EXCERPT TO READ -

14 Replies Latest reply on Apr 4, 2011 10:29 AM by moofish32

    Message and Context Serialization

    dward

      This discussion is related to: https://issues.jboss.org/browse/SWITCHYARD-9

       

      I have been charged with looking at ways to (de)serialize message, context and exchange instances.  Standard java serialization is slow and fat, but the biggest problem is it's inability to handle class file changes.  This started me down a path of looking at other options for SwitchYard.

       

      The first things that popped to my head were various XML encoding techniques (including java.beans.XMLEncoder/XMLDecoder).  But XML is fat and we want the thinnist and fastest mechanism we can find, so I started looking at other options...

       

      I found the following:

      http://code.google.com/p/thrift-protobuf-compare/wiki/Benchmarking

      http://code.google.com/p/memcached-session-manager/wiki/SerializationStrategyBenchmark

      http://code.google.com/p/kryo/wiki/BenchmarksAndComparisons

       

      As you can see, Kyro quickly became very attractive.  It is very fast and thin, and has minimal dependencies.  I was still initially leaning toward Google protobuf, but that requires config files (.proto files) to be in place, and you have to know which classes you are going to map for serialization ahead of time.  That doesn't work for us. We can do it dynamically at runtime with Kyro.  So, I think we should give Kyro a try.  We can protect ourselves (if we end up not being able to use Kyro) by wrapping it behind an interface.

       

      Note: I still need to figure out the licensing for Kyro, as online it says a form of BSD, yet in the source download it says it's free and reusable, but with a custom license.

       

      Thoughts?

        • 1. Message and Context Serialization
          dward

          Hmmm... Looks like I missed this updated graph:

          https://github.com/eishay/jvm-serializers/wiki/

           

          I'm now quickly checking out protostuff, which might iron out the wrinkles of protobuf.

          • 2. Message and Context Serialization
            dward

            Yeah, Kyro is still looking better. More dynamic.

             

            Aside, I'm proposing we have a org.switchyard.io package in both switchyard-api (for interfaces) and switchyard-runtime (for implementations).  Agreed?

            • 3. Message and Context Serialization
              kcbabo

              Are we still planning on using JavaBeans as the serialization contract with a pluggable implementation underneath?  I thought this was the direction we were headed based on input from you and Kevin at the F2F.  So the contract would be such that all Message payloads must be JavaBean-compatible.  If they are not, a user-supplied class is required to map to/from a JavaBeans representation.  IIRC, the format we discussed for serialization was JSON based on it's wide adoption and avoidance of relying on serialized Java classes which can blow up between incompatible versions.

PROMPT 1 - Summarize the serialization thread in two sentences.
PROMPT 2 - Continue the serialization thread past its final post.

STORED DATA -
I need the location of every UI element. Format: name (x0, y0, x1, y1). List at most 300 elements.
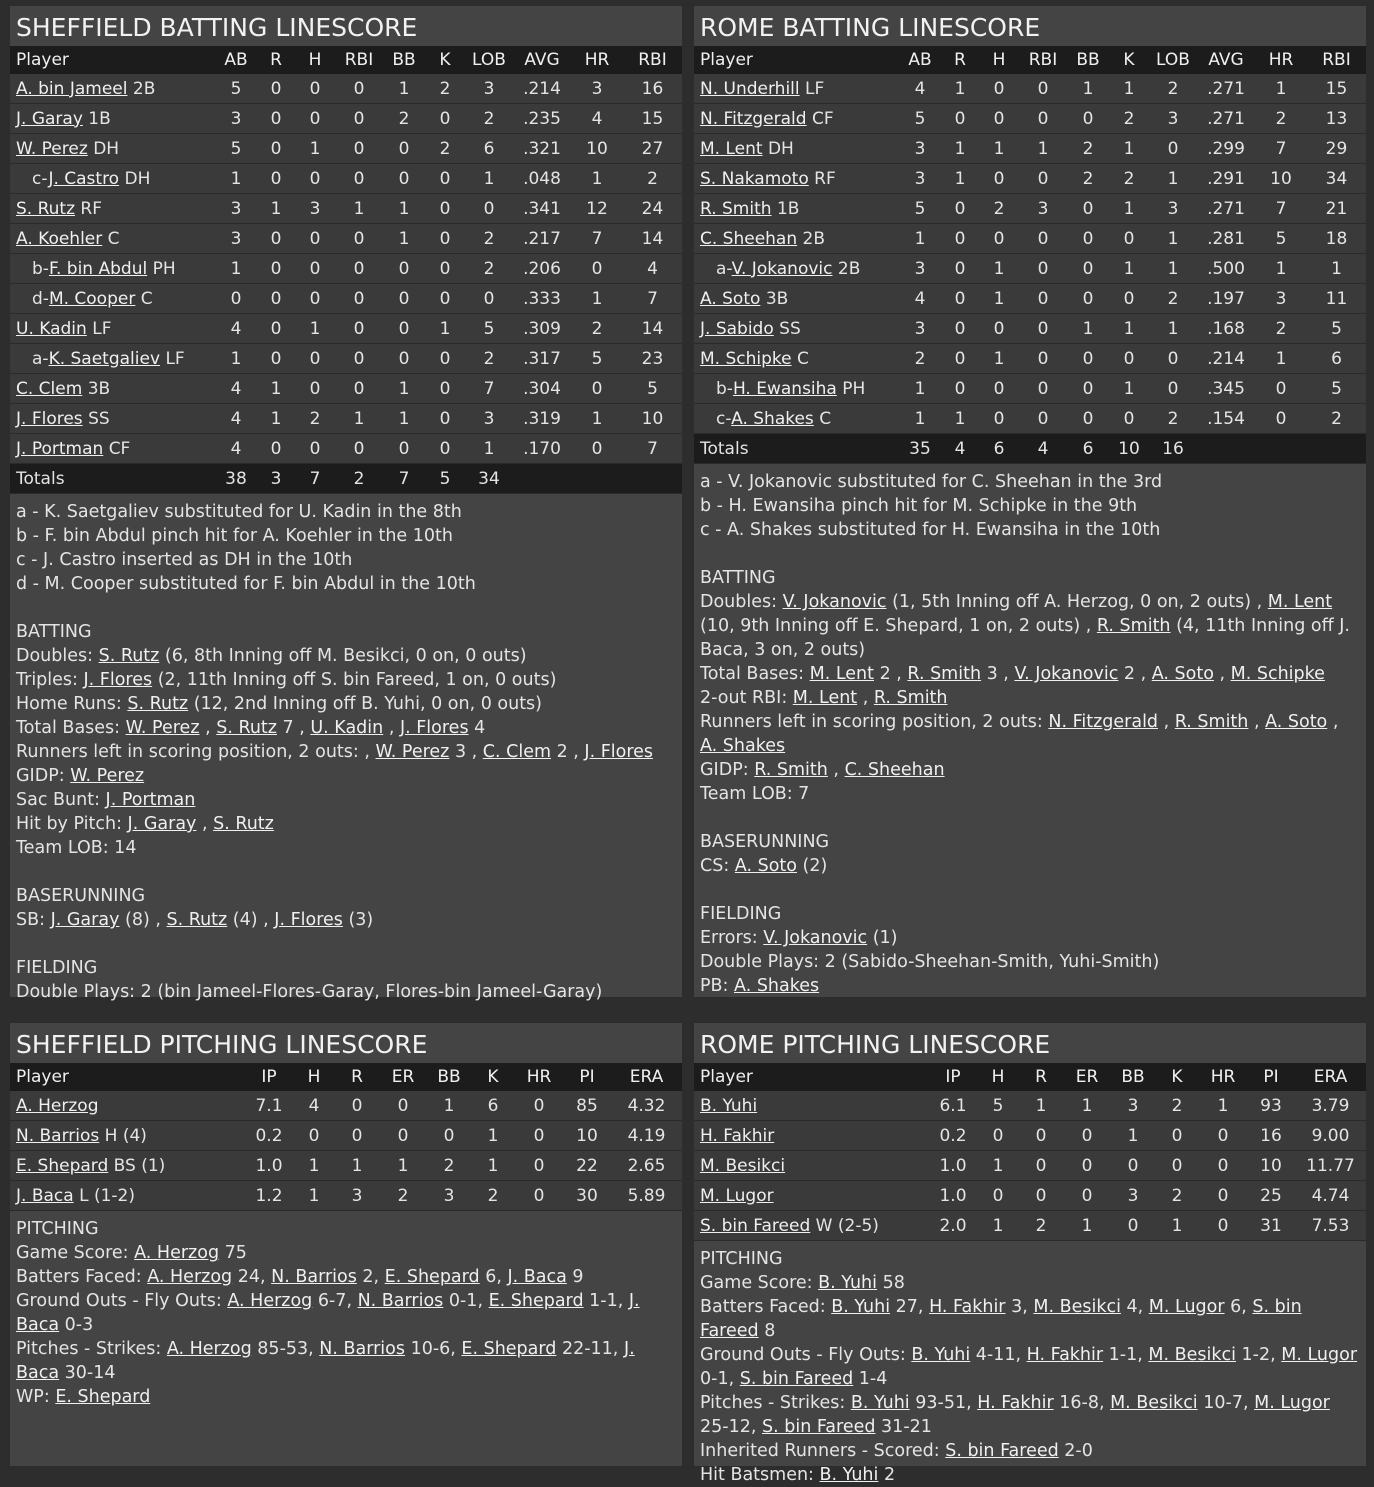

WRITTEN RESPONSE 1 - Looking for a way to (de)serialize message, context and exchange instances for SwitchYard, the opening poster rejected standard Java serialization as slow, fat and unable to handle class file changes, set XML aside as too fat, and proposed Kyro over Google protobuf because it is fast, thin and can work dynamically at runtime, wrapped behind an interface. A later reply asked whether the plan was still to use JavaBeans as the serialization contract with a pluggable implementation underneath, with JSON as the format discussed.

WRITTEN RESPONSE 2 -
              • 4. Message and Context Serialization
                dward

                We wouldn't need JavaBeans as the serialization contract since this can handle private fields.

                The direction we were headed toward at the F2F was with minimal information to chew on.

                JSON serializers are slower, and the representation bigger than this.

                The above would not rely on serialized Java classes. It has a compatibility mechanism.

                • 5. Message and Context Serialization
                  kcbabo

                  The advantage that I see with the JavaBeans approach is that there is an established standard behind it.  So if we say "all content on the message must be a JavaBean or be capable of being represented as a JavaBean", there is a wealth of information and a standard behind how that works.  I'm thinking about this more at the contract level and not at the serialization level.

                   

                  At the serialization level, I imagine that JSON would be slower and bigger, so I don't have an issue with using a binary representation assuming that it's independent of the class definition (specifically, a given version of a class).

                   

                  I'm guessing we are more or less on the same page here, but figured I would check.

                  • 6. Message and Context Serialization
                    dward

                    I get what you're saying. Contract requirement vs. serialization format. Ok.

                    • 7. Message and Context Serialization
                      tfennelly

                      I think one advantage of something like JSON for us is that it's "readable" (vs a binary rep).  If the receiver is at first not able to make sense of JSON, at least they can see what they need to do in order to make it consumable on its side of the exchange.  If it's a binary format... it's hosed because it can't get at the data easily.

                       

                      I'd go for a clear contract + readable representation as the default (e.g. Javabean + JSON).  If we make it pluggable, then people can sub in something else where performance is a big issue.

                      • 8. Message and Context Serialization
                        dward

                        Shouldn't be too hard to have a couple different implementations.  However, I would prefer the higher-performance one to be the default, and if they need to debug something, they can configure the slower, but readable, format.

                        • 9. Message and Context Serialization
                          tfennelly

                          Problem with that approach is... the user needs more knowledge to get out of trouble when they find themselves in trouble   What I mean is... they hit a problem... stress levels rise a bit... they can't see the data... stress rises another bit... then they figure out they need make low level to configurations to switchyard just to get to see the data... stress levels hit the roof   I know I'd start throwing things out the window at that point !!

                          • 10. Re: Message and Context Serialization
                            dward

                            I wouldn't expect that much stress, as long as there is adequate documentation.  I lean toward the better performing one so that we do well in 1) out-of-the-box performance comparisons, and 2) less configuration to be done to stand-up a production-ready system.

                            • 11. Message and Context Serialization
                              kcbabo

                              I'm good with the binary serialization as a default.  I agree with Tom's point on a human parseable serialization for debugging purposes, but I think that can be configured in when required.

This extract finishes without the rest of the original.